>> BEGIN Recorded information

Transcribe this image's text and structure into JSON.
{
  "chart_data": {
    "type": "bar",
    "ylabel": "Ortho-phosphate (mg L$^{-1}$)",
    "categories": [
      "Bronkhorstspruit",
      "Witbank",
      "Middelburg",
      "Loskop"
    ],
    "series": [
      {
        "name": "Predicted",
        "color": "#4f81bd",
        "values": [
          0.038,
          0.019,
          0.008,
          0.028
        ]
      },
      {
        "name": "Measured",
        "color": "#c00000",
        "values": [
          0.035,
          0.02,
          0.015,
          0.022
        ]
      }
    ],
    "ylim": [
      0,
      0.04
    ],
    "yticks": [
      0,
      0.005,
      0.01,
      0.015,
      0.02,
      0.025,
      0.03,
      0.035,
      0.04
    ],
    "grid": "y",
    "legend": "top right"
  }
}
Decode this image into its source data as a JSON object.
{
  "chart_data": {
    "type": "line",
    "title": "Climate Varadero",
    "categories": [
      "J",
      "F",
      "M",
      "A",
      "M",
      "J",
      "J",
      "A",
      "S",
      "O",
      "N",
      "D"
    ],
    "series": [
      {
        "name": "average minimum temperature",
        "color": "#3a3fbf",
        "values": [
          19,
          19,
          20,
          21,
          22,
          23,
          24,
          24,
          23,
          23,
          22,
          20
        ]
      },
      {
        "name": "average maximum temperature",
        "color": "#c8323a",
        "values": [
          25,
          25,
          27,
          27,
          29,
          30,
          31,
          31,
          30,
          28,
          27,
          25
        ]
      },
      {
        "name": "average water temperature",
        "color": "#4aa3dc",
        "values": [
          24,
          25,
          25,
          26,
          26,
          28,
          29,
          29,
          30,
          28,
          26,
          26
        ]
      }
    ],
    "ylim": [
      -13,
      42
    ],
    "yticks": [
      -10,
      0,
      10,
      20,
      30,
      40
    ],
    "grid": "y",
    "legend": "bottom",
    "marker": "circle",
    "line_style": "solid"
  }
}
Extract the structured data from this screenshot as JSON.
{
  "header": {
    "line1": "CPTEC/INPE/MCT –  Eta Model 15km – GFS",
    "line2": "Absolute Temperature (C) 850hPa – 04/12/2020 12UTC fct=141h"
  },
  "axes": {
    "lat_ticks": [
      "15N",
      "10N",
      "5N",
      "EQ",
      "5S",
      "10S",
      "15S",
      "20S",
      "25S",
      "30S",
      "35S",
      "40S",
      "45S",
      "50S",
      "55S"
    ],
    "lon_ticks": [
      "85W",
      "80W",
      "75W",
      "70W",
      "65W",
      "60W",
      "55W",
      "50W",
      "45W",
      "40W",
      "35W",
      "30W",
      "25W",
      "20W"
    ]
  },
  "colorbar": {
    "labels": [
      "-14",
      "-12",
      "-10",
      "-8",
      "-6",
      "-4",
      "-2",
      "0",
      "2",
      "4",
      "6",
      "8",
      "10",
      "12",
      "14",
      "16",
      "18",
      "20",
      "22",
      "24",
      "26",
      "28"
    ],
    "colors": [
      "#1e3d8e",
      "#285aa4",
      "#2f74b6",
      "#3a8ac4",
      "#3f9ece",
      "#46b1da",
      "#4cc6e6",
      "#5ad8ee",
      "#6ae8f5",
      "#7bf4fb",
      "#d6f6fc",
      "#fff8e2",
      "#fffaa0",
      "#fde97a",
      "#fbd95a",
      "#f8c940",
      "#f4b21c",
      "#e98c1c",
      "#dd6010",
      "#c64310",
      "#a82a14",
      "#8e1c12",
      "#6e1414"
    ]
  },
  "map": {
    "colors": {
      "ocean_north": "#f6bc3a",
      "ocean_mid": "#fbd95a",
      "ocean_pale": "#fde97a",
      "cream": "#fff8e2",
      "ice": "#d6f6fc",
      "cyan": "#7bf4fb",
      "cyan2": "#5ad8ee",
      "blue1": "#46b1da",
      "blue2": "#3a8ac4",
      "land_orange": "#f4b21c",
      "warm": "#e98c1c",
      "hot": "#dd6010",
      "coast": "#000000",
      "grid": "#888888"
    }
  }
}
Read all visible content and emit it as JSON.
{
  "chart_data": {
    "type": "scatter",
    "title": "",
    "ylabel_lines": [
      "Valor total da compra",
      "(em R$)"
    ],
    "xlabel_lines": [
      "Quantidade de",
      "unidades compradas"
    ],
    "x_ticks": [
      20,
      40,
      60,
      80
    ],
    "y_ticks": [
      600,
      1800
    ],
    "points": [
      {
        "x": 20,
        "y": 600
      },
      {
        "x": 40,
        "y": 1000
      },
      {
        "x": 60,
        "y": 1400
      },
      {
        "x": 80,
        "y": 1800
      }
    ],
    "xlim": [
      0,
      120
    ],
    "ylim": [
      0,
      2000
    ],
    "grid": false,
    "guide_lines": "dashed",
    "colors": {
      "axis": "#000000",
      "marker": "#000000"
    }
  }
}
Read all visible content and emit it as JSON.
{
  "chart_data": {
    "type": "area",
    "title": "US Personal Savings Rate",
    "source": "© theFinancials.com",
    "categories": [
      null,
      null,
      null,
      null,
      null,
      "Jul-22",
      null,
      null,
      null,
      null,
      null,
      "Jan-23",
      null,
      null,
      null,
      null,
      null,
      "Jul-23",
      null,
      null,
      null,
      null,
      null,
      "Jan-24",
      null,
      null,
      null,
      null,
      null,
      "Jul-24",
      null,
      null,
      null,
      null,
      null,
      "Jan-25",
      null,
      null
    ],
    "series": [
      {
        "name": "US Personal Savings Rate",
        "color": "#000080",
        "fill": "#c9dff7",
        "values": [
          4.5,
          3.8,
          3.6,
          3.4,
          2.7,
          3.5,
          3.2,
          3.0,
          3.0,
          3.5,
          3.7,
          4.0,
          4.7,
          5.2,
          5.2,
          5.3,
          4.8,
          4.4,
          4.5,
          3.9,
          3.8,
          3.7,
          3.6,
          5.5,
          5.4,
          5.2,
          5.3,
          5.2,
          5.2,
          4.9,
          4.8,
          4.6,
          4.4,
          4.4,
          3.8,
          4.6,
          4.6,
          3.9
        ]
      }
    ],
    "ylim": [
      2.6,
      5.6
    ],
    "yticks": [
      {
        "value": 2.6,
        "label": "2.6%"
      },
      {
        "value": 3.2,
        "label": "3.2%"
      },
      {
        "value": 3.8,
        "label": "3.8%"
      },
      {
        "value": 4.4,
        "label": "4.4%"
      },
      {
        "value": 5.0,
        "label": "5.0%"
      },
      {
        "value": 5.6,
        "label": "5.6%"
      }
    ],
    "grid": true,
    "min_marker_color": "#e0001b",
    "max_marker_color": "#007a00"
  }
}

>> END Recorded information

◆ Exercise ◆
Tell how many lines in the material contain the word "name". Only the number is wanted.

◆ Result for this exercise ◆
6